◆ TASKS TO CARRY OUT:
A. Please repeat, word for word, the part of the commit message that opens with the words containing "diff --git a/sys/amd64/amd64/exception.S" and closes with "-227,8 +227,8 @@ IDTVEC(fast_syscall)".
B. From the commit message, list every item it names as guaranteeing that the kernel-stack data structures are 16 byte aligned.

◆ EXTRACT TO READ:

BEGIN

Clean up get/set_mcontext() and get/set_fpcontext(). These are operated

on data structures on the kernel stack which are guaranteed to be 16 byte
aligned by gcc, the amd64 ABI and __aligned(16).

Ensire the tss_rsp0 initial stack pointer is 16 byte aligned in case
sizeof(pcb) becomes odd at some point.  This is convenient for the
interrupt handler case because the ring crossing pushes cause the
required odd alignment before the call to the C code.

Have fast_syscall add an additional 8 bytes to ensure that the trapframe
has the correct odd alignment for the call to C code.  Note that there are
no checks to make sure that the trapframe size is appropriate for this.

This makes get/setfpcontext work properly (finally).  You get a GPF in
kernel mode if any of this is botched without the alignment fixup code
that is apparently needed on i386.

2 files changed, 30 insertions, 66 deletions

diff --git a/sys/amd64/amd64/exception.S b/sys/amd64/amd64/exception.S
index 282b427..19285e1 100644
--- a/sys/amd64/amd64/exception.S
+++ b/sys/amd64/amd64/exception.S
@@ -227,8 +227,8 @@ IDTVEC(fast_syscall)
 	swapgs
 	movq	%rsp,PCPU(SCRATCH_RSP)
 	movq	common_tss+COMMON_TSS_RSP0,%rsp
-	/* Now emulate a trapframe. Ugh. */
-	subq	$TF_SIZE,%rsp
+	/* Now emulate a trapframe. Make the 8 byte alignment odd for call. */
+	subq	$TF_SIZE+8,%rsp
 	/* defer TF_RSP till we have a spare register */
 	movq	%r11,TF_RFLAGS(%rsp)

END

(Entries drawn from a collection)
BEGIN

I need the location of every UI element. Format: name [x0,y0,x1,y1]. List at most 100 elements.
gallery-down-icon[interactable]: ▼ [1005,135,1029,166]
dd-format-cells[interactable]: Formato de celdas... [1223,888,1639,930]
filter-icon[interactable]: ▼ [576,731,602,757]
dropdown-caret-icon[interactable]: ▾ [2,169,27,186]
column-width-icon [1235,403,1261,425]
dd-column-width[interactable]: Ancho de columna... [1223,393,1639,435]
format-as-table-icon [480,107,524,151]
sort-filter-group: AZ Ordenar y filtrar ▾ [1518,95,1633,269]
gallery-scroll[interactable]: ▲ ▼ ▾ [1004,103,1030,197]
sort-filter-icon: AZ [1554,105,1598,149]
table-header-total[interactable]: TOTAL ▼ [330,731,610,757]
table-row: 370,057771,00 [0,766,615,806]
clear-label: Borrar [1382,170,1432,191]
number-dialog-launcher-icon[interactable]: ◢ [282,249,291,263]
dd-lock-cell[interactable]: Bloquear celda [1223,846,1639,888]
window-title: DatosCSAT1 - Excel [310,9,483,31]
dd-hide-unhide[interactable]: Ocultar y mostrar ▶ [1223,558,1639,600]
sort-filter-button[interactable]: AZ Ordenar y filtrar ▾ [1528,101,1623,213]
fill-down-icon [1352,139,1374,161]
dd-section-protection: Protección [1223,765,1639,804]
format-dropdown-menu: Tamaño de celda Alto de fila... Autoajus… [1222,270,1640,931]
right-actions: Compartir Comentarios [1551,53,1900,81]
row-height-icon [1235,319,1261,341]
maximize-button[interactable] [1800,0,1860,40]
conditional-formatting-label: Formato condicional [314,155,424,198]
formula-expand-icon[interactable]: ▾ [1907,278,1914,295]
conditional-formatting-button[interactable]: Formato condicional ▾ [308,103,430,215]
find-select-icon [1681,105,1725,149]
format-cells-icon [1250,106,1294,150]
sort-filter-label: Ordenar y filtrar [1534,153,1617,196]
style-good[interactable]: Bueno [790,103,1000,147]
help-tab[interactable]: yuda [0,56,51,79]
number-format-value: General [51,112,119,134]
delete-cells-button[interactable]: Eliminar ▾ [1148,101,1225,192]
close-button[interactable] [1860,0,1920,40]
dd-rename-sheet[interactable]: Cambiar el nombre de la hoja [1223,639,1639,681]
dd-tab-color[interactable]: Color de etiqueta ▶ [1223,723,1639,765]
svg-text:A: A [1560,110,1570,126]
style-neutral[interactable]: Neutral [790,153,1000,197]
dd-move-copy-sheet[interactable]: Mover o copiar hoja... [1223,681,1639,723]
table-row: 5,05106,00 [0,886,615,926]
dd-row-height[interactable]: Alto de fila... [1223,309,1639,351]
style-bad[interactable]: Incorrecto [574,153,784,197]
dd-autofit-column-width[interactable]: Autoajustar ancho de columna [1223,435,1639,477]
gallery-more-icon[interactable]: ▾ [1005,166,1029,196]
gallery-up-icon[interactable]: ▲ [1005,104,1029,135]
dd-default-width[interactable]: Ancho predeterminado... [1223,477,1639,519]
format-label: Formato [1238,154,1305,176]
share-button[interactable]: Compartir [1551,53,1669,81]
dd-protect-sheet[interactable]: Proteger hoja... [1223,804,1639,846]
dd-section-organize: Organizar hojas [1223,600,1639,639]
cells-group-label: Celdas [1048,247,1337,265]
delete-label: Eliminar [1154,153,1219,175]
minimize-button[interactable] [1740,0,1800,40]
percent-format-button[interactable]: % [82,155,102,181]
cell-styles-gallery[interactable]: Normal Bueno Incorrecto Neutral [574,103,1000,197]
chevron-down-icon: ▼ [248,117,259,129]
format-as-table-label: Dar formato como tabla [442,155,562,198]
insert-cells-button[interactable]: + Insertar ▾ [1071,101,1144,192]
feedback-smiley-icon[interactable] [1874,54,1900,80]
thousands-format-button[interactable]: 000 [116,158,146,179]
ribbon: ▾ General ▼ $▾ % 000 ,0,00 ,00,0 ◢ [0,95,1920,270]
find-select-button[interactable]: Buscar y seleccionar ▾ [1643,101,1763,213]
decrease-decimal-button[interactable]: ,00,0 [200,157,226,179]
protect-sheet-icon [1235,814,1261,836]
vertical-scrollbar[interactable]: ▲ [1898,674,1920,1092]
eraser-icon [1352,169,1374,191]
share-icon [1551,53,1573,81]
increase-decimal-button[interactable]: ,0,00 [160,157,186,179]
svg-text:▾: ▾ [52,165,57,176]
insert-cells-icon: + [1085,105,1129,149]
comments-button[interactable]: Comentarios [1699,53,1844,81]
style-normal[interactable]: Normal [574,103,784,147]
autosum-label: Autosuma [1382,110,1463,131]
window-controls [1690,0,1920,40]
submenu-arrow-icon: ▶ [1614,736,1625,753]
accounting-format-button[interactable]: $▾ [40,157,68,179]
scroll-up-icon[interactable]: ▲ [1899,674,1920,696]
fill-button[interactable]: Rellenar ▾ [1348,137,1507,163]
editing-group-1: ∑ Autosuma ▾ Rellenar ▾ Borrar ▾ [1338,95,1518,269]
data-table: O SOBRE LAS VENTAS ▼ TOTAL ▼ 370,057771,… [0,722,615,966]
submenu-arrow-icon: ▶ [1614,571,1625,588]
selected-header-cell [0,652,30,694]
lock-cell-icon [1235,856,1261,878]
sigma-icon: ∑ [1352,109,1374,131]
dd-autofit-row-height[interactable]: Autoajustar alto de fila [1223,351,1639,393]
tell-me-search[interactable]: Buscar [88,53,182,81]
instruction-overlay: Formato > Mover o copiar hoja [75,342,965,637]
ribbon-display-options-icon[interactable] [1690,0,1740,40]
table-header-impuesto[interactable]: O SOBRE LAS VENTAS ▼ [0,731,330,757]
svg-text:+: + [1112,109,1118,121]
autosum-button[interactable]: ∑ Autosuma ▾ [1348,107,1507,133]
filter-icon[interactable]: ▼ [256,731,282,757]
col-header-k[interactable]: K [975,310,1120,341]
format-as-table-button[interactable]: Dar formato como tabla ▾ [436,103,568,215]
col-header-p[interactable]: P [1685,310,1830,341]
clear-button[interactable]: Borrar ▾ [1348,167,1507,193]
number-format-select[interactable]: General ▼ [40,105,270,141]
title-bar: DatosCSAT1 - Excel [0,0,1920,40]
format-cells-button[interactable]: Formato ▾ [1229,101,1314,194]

END

◆ TASK ANSWERS:
A.
diff --git a/sys/amd64/amd64/exception.S b/sys/amd64/amd64/exception.S
index 282b427..19285e1 100644
--- a/sys/amd64/amd64/exception.S
+++ b/sys/amd64/amd64/exception.S
@@ -227,8 +227,8 @@ IDTVEC(fast_syscall)

B.
gcc
the amd64 ABI
__aligned(16)